● YOUR INSTRUCTIONS
For each statement, answer yes or no depending on whether it agrees with the forum post, and quote the post's words that decide it. 1. The post calls Android an operating system rather than a product. 2. According to the post, the iPhone proved unpopular. 3. The post says matte black was in style for home entertainment hardware before matte silver.

● SELECTION
Re: handset evolution..

said by itguy05:

If you look at early Android prototypes they were pretty much rip offs of Blackberries. After the iPhone was announced/released they rushed it to look like iOS.

*sigh*

One year the matte silver look is in for home entertainment hardware. The next year matte black is in. Then shiny black. The following year some other look is in. And every manufacturer of home entertainment hardware pretty much follows that year's trend. Same thing happens in clothing, automobiles, kitchen appliances, you name it. Most everybody is a "rip-off" of somebody else, if you're going to look at it that way.

Perhaps at the time the first Android-based phone was being developed ("Android" is an O/S, not a product), phones like the Blackberry and my Palm Centro were pretty much the way everybody expected phones to be. (Was the Centro a rip-off of the Blackberry, or the other way around? Treos, and other Palms, were out there for a long time.) Then Apple came out with the iPhone and pretty much proved that, yes, people would tolerate a touch-screen-only phone. (How many of you recall the debate over whether the iPhone would succeed, with no keyboard?) It proved wildly popular. So competitors thought "Hey, people really like that design. We better come up with a similar design."

● RECORDS SUPPLIED
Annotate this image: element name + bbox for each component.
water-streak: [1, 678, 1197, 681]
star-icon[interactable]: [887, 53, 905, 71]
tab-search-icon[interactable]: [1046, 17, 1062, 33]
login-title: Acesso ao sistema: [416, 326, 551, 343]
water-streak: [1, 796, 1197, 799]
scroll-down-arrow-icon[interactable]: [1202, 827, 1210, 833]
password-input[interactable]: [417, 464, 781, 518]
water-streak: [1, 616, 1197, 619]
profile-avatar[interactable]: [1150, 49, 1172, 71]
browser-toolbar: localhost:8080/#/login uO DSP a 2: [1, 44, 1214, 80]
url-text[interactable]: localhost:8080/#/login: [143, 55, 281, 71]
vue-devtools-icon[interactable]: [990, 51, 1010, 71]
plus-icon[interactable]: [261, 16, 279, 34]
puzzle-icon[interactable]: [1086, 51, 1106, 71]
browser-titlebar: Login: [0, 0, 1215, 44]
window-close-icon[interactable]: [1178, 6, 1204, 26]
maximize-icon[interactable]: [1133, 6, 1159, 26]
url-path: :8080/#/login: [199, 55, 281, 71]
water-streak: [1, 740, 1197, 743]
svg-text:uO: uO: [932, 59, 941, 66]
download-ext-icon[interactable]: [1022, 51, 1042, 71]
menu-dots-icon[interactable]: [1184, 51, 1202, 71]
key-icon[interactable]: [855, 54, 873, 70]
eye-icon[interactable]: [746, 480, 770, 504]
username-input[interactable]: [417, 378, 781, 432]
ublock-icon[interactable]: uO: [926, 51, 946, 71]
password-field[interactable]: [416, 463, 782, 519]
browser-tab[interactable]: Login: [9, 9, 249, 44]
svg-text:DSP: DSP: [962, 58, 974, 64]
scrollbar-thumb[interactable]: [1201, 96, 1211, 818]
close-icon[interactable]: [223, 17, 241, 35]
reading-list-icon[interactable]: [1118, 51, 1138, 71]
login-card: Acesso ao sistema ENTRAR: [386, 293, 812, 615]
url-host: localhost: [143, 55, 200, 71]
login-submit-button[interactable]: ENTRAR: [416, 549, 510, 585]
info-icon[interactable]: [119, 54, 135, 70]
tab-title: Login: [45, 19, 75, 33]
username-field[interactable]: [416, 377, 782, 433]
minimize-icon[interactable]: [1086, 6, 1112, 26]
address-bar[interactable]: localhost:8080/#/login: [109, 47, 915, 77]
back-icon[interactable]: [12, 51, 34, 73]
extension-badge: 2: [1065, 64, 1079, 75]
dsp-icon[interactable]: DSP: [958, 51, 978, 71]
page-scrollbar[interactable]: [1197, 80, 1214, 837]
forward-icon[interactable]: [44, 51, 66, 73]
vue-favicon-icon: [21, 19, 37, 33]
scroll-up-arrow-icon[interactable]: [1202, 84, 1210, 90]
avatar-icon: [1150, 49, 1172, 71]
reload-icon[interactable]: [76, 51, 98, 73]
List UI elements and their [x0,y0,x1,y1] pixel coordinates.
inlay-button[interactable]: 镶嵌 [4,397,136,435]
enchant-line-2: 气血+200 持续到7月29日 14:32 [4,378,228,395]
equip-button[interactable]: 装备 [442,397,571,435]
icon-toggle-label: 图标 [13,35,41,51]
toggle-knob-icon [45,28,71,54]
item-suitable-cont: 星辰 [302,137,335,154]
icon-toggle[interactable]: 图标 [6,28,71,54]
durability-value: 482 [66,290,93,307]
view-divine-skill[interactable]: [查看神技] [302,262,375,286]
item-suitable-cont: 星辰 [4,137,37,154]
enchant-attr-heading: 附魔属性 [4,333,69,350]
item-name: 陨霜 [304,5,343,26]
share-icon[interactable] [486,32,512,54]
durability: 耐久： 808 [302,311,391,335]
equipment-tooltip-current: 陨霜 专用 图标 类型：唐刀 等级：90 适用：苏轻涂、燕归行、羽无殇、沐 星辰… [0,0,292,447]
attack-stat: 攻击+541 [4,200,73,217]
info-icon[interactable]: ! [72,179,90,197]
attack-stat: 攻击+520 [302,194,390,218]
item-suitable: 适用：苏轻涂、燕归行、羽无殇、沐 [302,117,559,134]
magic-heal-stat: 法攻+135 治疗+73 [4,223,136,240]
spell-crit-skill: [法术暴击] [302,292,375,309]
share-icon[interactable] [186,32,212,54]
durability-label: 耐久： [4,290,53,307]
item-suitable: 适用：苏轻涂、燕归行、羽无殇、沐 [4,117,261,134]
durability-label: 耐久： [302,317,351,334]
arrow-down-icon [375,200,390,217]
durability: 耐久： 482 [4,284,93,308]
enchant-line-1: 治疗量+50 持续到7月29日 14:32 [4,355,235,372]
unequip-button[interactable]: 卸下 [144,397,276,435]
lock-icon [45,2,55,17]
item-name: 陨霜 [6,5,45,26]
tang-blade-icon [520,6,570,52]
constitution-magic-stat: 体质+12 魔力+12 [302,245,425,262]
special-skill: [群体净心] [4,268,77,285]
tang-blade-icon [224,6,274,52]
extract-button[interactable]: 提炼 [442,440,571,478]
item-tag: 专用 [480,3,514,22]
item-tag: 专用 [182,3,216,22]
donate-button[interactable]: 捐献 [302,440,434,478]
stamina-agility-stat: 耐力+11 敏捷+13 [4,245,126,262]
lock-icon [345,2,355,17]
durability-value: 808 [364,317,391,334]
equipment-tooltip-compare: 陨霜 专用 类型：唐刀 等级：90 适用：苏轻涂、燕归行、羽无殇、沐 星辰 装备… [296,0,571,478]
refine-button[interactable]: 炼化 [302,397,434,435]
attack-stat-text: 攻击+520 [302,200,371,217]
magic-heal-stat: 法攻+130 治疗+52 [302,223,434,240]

● THE COMPLETED TASK
1. Yes: "("Android" is an O/S, not a product)"
2. No: "It proved wildly popular."
3. No: "One year the matte silver look is in for home entertainment hardware. The next year matte black is in."